Return the lines of the records below exactly as they appear, from the very first line through the line containing "y-tick-label: 10 xyxy=(79,1276,108,1308)", both ends included.

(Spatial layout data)
◆ ◆ ◆ ◆ ◆ ◆ ◆

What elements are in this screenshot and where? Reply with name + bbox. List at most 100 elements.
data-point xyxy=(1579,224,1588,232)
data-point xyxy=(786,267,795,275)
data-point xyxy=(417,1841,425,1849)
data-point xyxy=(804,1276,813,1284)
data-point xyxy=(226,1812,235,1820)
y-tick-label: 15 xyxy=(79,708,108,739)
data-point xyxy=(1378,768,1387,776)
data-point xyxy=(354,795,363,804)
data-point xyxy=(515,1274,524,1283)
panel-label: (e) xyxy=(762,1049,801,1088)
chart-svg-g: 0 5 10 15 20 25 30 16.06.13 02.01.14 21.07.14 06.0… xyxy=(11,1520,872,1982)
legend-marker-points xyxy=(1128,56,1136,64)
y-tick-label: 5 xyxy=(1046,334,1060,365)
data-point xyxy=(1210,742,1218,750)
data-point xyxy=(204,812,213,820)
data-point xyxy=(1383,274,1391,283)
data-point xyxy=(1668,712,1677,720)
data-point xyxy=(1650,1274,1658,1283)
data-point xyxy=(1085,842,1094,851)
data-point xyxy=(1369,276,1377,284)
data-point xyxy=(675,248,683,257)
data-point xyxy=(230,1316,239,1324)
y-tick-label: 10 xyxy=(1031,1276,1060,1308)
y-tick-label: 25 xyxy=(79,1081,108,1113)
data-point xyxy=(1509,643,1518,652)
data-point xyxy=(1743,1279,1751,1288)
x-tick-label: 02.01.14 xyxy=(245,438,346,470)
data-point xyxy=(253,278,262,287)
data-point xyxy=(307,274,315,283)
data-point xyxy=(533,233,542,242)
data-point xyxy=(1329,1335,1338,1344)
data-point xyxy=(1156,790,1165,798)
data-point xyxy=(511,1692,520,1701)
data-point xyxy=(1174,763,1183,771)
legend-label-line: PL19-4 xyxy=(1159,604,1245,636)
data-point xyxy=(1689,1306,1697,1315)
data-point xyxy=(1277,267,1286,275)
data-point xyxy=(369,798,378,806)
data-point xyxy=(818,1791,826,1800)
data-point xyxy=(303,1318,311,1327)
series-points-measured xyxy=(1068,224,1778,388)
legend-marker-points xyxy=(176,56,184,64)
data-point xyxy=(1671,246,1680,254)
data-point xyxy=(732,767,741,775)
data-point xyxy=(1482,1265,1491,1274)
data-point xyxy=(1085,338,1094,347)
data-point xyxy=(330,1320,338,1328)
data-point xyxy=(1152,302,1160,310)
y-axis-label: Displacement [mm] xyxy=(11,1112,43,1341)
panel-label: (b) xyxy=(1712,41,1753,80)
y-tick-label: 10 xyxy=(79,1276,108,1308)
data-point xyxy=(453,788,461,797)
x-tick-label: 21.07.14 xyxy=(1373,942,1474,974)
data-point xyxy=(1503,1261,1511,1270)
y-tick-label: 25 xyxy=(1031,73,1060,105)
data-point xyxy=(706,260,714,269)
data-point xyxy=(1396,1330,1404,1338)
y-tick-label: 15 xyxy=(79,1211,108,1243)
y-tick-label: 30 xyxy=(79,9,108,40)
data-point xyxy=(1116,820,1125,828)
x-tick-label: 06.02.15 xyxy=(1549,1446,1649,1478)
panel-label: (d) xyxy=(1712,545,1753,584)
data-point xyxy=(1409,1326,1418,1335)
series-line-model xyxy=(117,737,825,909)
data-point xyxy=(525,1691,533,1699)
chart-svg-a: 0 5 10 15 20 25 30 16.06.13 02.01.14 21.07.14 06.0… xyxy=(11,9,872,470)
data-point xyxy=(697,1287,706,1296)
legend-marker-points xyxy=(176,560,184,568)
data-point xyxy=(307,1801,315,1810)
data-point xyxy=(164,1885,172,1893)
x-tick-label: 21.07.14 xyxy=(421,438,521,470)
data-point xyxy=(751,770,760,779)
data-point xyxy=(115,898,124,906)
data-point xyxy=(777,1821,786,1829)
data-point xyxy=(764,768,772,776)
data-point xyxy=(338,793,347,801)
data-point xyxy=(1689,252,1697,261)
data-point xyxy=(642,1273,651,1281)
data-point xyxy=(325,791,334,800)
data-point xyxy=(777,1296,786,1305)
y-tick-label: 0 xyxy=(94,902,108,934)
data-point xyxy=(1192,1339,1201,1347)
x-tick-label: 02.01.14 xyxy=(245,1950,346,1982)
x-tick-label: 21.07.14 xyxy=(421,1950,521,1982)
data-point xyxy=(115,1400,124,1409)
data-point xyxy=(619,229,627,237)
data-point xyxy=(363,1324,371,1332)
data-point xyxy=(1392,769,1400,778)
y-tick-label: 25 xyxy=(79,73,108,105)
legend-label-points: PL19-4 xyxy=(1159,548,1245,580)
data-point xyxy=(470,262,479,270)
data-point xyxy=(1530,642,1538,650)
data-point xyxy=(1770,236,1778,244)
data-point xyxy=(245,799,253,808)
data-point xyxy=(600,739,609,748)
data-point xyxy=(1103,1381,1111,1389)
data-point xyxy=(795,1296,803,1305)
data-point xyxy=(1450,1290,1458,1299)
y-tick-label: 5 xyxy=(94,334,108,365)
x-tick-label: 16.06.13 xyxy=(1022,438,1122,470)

◆ ◆ ◆ ◆ ◆ ◆ ◆

Solution to the problem:
What elements are in this screenshot and where? Reply with name + bbox. List at most 100 elements.
data-point xyxy=(1579,224,1588,232)
data-point xyxy=(786,267,795,275)
data-point xyxy=(417,1841,425,1849)
data-point xyxy=(804,1276,813,1284)
data-point xyxy=(226,1812,235,1820)
y-tick-label: 15 xyxy=(79,708,108,739)
data-point xyxy=(1378,768,1387,776)
data-point xyxy=(354,795,363,804)
data-point xyxy=(515,1274,524,1283)
panel-label: (e) xyxy=(762,1049,801,1088)
chart-svg-g: 0 5 10 15 20 25 30 16.06.13 02.01.14 21.07.14 06.0… xyxy=(11,1520,872,1982)
legend-marker-points xyxy=(1128,56,1136,64)
y-tick-label: 5 xyxy=(1046,334,1060,365)
data-point xyxy=(1210,742,1218,750)
data-point xyxy=(204,812,213,820)
data-point xyxy=(1383,274,1391,283)
data-point xyxy=(1668,712,1677,720)
data-point xyxy=(1650,1274,1658,1283)
data-point xyxy=(1085,842,1094,851)
data-point xyxy=(1369,276,1377,284)
data-point xyxy=(675,248,683,257)
data-point xyxy=(230,1316,239,1324)
y-tick-label: 10 xyxy=(1031,1276,1060,1308)
y-tick-label: 25 xyxy=(79,1081,108,1113)
data-point xyxy=(1509,643,1518,652)
data-point xyxy=(1743,1279,1751,1288)
x-tick-label: 02.01.14 xyxy=(245,438,346,470)
data-point xyxy=(253,278,262,287)
data-point xyxy=(307,274,315,283)
data-point xyxy=(533,233,542,242)
data-point xyxy=(1329,1335,1338,1344)
data-point xyxy=(1156,790,1165,798)
data-point xyxy=(511,1692,520,1701)
data-point xyxy=(1174,763,1183,771)
legend-label-line: PL19-4 xyxy=(1159,604,1245,636)
data-point xyxy=(1689,1306,1697,1315)
data-point xyxy=(1277,267,1286,275)
data-point xyxy=(369,798,378,806)
data-point xyxy=(818,1791,826,1800)
data-point xyxy=(303,1318,311,1327)
series-points-measured xyxy=(1068,224,1778,388)
legend-marker-points xyxy=(176,56,184,64)
data-point xyxy=(1671,246,1680,254)
data-point xyxy=(732,767,741,775)
data-point xyxy=(1482,1265,1491,1274)
data-point xyxy=(1085,338,1094,347)
data-point xyxy=(330,1320,338,1328)
data-point xyxy=(1152,302,1160,310)
y-axis-label: Displacement [mm] xyxy=(11,1112,43,1341)
panel-label: (b) xyxy=(1712,41,1753,80)
y-tick-label: 10 xyxy=(79,1276,108,1308)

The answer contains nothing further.